THE EXERCISE: Print every record below exactly as written.

# PROVIDED DATA start

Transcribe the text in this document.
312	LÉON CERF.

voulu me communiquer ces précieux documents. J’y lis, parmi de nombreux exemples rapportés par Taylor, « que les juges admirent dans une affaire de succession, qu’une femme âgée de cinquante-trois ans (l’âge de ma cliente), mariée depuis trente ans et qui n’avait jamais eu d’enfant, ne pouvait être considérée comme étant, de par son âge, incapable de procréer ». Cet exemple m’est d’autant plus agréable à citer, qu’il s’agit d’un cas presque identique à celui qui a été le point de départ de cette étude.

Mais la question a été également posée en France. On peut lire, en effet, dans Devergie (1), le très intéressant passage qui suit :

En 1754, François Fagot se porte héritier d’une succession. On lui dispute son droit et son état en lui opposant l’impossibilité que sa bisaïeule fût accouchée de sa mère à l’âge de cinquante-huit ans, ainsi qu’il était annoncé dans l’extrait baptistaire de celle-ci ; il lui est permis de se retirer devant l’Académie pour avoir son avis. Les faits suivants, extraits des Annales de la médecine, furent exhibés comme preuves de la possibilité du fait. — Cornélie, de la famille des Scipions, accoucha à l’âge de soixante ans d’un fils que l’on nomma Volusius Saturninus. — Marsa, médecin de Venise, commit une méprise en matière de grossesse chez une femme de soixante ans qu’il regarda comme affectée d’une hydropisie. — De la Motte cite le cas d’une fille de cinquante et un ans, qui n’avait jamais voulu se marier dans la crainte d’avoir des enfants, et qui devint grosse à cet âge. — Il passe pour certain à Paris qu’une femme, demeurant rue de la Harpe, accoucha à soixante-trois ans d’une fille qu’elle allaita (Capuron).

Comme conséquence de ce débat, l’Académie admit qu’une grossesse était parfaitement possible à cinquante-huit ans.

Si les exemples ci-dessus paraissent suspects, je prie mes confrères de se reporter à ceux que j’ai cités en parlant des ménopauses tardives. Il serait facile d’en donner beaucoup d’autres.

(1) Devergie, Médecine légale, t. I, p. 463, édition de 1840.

# PROVIDED DATA end

SOLVED PROBLEM:
Transcribe the text in this document.
312	LÉON CERF.

voulu me communiquer ces précieux documents. J’y lis, parmi de nombreux exemples rapportés par Taylor, « que les juges admirent dans une affaire de succession, qu’une femme âgée de cinquante-trois ans (l’âge de ma cliente), mariée depuis trente ans et qui n’avait jamais eu d’enfant, ne pouvait être considérée comme étant, de par son âge, incapable de procréer ». Cet exemple m’est d’autant plus agréable à citer, qu’il s’agit d’un cas presque identique à celui qui a été le point de départ de cette étude.

Mais la question a été également posée en France. On peut lire, en effet, dans Devergie (1), le très intéressant passage qui suit :

En 1754, François Fagot se porte héritier d’une succession. On lui dispute son droit et son état en lui opposant l’impossibilité que sa bisaïeule fût accouchée de sa mère à l’âge de cinquante-huit ans, ainsi qu’il était annoncé dans l’extrait baptistaire de celle-ci ; il lui est permis de se retirer devant l’Académie pour avoir son avis. Les faits suivants, extraits des Annales de la médecine, furent exhibés comme preuves de la possibilité du fait. — Cornélie, de la famille des Scipions, accoucha à l’âge de soixante ans d’un fils que l’on nomma Volusius Saturninus. — Marsa, médecin de Venise, commit une méprise en matière de grossesse chez une femme de soixante ans qu’il regarda comme affectée d’une hydropisie. — De la Motte cite le cas d’une fille de cinquante et un ans, qui n’avait jamais voulu se marier dans la crainte d’avoir des enfants, et qui devint grosse à cet âge. — Il passe pour certain à Paris qu’une femme, demeurant rue de la Harpe, accoucha à soixante-trois ans d’une fille qu’elle allaita (Capuron).

Comme conséquence de ce débat, l’Académie admit qu’une grossesse était parfaitement possible à cinquante-huit ans.

Si les exemples ci-dessus paraissent suspects, je prie mes confrères de se reporter à ceux que j’ai cités en parlant des ménopauses tardives. Il serait facile d’en donner beaucoup d’autres.

(1) Devergie, Médecine légale, t. I, p. 463, édition de 1840.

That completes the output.